▶ [Dataset extract]:
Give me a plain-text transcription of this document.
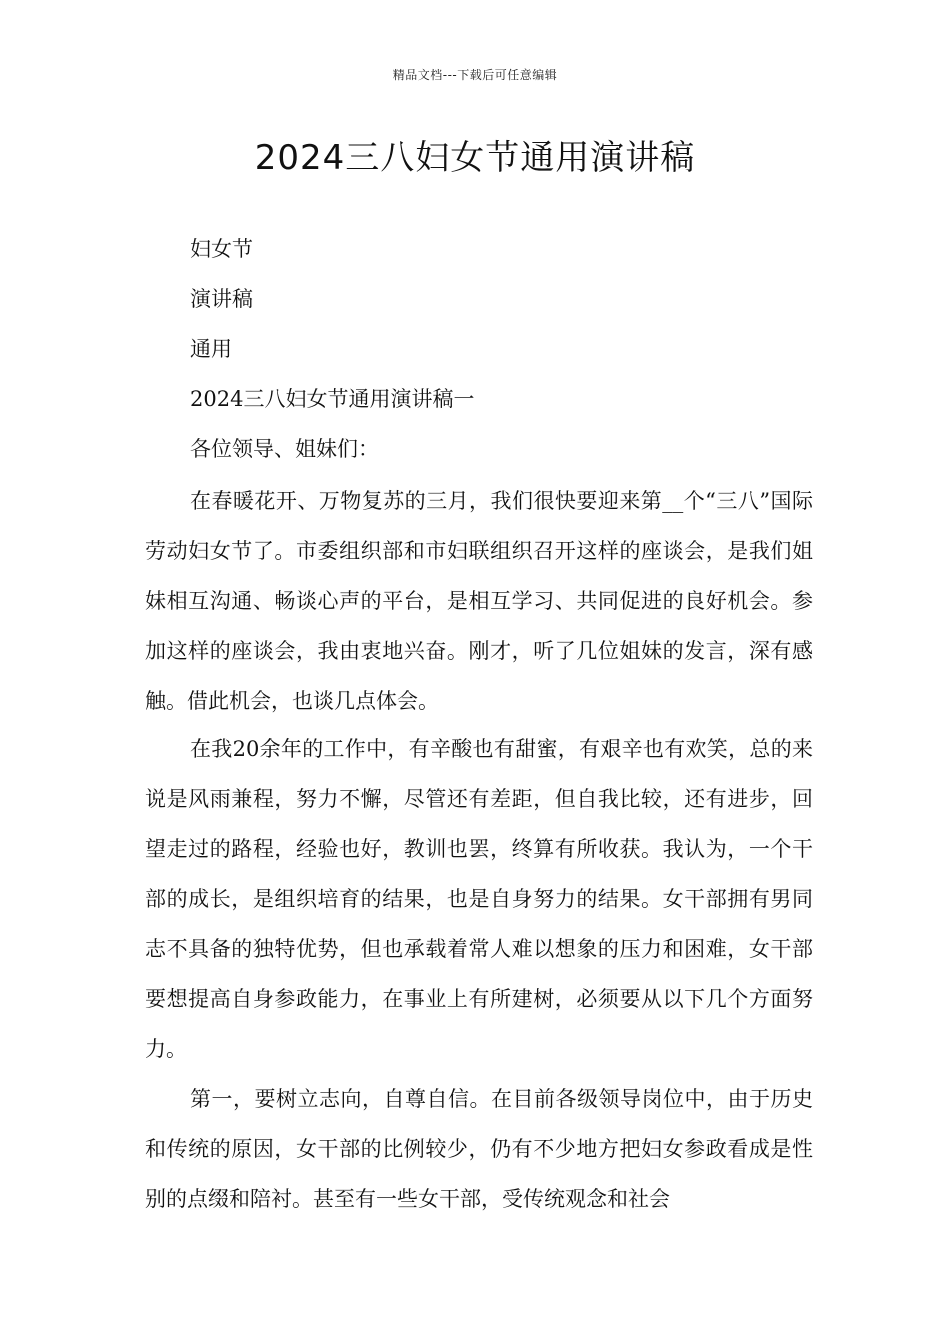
精品文档---下载后可任意编辑
2024三八妇女节通用演讲稿
妇女节
演讲稿
通用
2024三八妇女节通用演讲稿一
各位领导、姐妹们：
在春暖花开、万物复苏的三月，我们很快要迎来第__个“三八”国际劳动妇女节了。市委组织部和市妇联组织召开这样的座谈会，是我们姐妹相互沟通、畅谈心声的平台，是相互学习、共同促进的良好机会。参加这样的座谈会，我由衷地兴奋。刚才，听了几位姐妹的发言，深有感触。借此机会，也谈几点体会。
在我20余年的工作中，有辛酸也有甜蜜，有艰辛也有欢笑，总的来说是风雨兼程，努力不懈，尽管还有差距，但自我比较，还有进步，回望走过的路程，经验也好，教训也罢，终算有所收获。我认为，一个干部的成长，是组织培育的结果，也是自身努力的结果。女干部拥有男同志不具备的独特优势，但也承载着常人难以想象的压力和困难，女干部要想提高自身参政能力，在事业上有所建树，必须要从以下几个方面努力。
第一，要树立志向，自尊自信。在目前各级领导岗位中，由于历史和传统的原因，女干部的比例较少，仍有不少地方把妇女参政看成是性别的点缀和陪衬。甚至有一些女干部，受传统观念和社会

▶ [Directive]:
Quote every entry exactly, with the pictures omitted.

▶ [Response to the task]:
Give me a plain-text transcription of this document.
精品文档---下载后可任意编辑
2024三八妇女节通用演讲稿
妇女节
演讲稿
通用
2024三八妇女节通用演讲稿一
各位领导、姐妹们：
在春暖花开、万物复苏的三月，我们很快要迎来第__个“三八”国际劳动妇女节了。市委组织部和市妇联组织召开这样的座谈会，是我们姐妹相互沟通、畅谈心声的平台，是相互学习、共同促进的良好机会。参加这样的座谈会，我由衷地兴奋。刚才，听了几位姐妹的发言，深有感触。借此机会，也谈几点体会。
在我20余年的工作中，有辛酸也有甜蜜，有艰辛也有欢笑，总的来说是风雨兼程，努力不懈，尽管还有差距，但自我比较，还有进步，回望走过的路程，经验也好，教训也罢，终算有所收获。我认为，一个干部的成长，是组织培育的结果，也是自身努力的结果。女干部拥有男同志不具备的独特优势，但也承载着常人难以想象的压力和困难，女干部要想提高自身参政能力，在事业上有所建树，必须要从以下几个方面努力。
第一，要树立志向，自尊自信。在目前各级领导岗位中，由于历史和传统的原因，女干部的比例较少，仍有不少地方把妇女参政看成是性别的点缀和陪衬。甚至有一些女干部，受传统观念和社会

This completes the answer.